»»

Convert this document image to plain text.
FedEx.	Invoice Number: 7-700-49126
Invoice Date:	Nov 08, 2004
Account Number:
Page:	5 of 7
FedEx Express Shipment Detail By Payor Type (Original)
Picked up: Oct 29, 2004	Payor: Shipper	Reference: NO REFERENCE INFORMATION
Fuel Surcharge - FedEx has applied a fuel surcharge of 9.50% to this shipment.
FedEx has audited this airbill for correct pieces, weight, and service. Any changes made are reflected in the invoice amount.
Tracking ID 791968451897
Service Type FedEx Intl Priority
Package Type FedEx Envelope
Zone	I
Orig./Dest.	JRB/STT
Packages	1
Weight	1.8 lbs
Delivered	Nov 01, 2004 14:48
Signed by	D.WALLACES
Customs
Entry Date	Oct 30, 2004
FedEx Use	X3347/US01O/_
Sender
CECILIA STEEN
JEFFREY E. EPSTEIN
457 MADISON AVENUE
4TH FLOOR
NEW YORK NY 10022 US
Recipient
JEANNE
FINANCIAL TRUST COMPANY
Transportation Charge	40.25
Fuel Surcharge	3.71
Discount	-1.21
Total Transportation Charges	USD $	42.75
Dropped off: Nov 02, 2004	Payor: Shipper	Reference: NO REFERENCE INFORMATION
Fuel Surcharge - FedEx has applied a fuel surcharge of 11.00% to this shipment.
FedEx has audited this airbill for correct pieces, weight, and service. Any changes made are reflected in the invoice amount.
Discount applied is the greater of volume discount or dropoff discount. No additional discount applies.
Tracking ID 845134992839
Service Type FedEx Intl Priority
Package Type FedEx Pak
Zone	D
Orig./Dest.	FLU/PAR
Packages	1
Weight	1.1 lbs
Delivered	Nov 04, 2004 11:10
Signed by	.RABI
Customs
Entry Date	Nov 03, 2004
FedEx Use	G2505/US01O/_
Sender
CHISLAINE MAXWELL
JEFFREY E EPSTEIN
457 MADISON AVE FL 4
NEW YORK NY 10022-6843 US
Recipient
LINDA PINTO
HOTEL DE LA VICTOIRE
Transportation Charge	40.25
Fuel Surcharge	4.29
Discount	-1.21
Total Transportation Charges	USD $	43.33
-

««

**GIVEN EXERCISE:**
Restate each record word for word.

**THE OUTPUT:**
Convert this document image to plain text.
FedEx.	Invoice Number: 7-700-49126
Invoice Date:	Nov 08, 2004
Account Number:
Page:	5 of 7
FedEx Express Shipment Detail By Payor Type (Original)
Picked up: Oct 29, 2004	Payor: Shipper	Reference: NO REFERENCE INFORMATION
Fuel Surcharge - FedEx has applied a fuel surcharge of 9.50% to this shipment.
FedEx has audited this airbill for correct pieces, weight, and service. Any changes made are reflected in the invoice amount.
Tracking ID 791968451897
Service Type FedEx Intl Priority
Package Type FedEx Envelope
Zone	I
Orig./Dest.	JRB/STT
Packages	1
Weight	1.8 lbs
Delivered	Nov 01, 2004 14:48
Signed by	D.WALLACES
Customs
Entry Date	Oct 30, 2004
FedEx Use	X3347/US01O/_
Sender
CECILIA STEEN
JEFFREY E. EPSTEIN
457 MADISON AVENUE
4TH FLOOR
NEW YORK NY 10022 US
Recipient
JEANNE
FINANCIAL TRUST COMPANY
Transportation Charge	40.25
Fuel Surcharge	3.71
Discount	-1.21
Total Transportation Charges	USD $	42.75
Dropped off: Nov 02, 2004	Payor: Shipper	Reference: NO REFERENCE INFORMATION
Fuel Surcharge - FedEx has applied a fuel surcharge of 11.00% to this shipment.
FedEx has audited this airbill for correct pieces, weight, and service. Any changes made are reflected in the invoice amount.
Discount applied is the greater of volume discount or dropoff discount. No additional discount applies.
Tracking ID 845134992839
Service Type FedEx Intl Priority
Package Type FedEx Pak
Zone	D
Orig./Dest.	FLU/PAR
Packages	1
Weight	1.1 lbs
Delivered	Nov 04, 2004 11:10
Signed by	.RABI
Customs
Entry Date	Nov 03, 2004
FedEx Use	G2505/US01O/_
Sender
CHISLAINE MAXWELL
JEFFREY E EPSTEIN
457 MADISON AVE FL 4
NEW YORK NY 10022-6843 US
Recipient
LINDA PINTO
HOTEL DE LA VICTOIRE
Transportation Charge	40.25
Fuel Surcharge	4.29
Discount	-1.21
Total Transportation Charges	USD $	43.33
-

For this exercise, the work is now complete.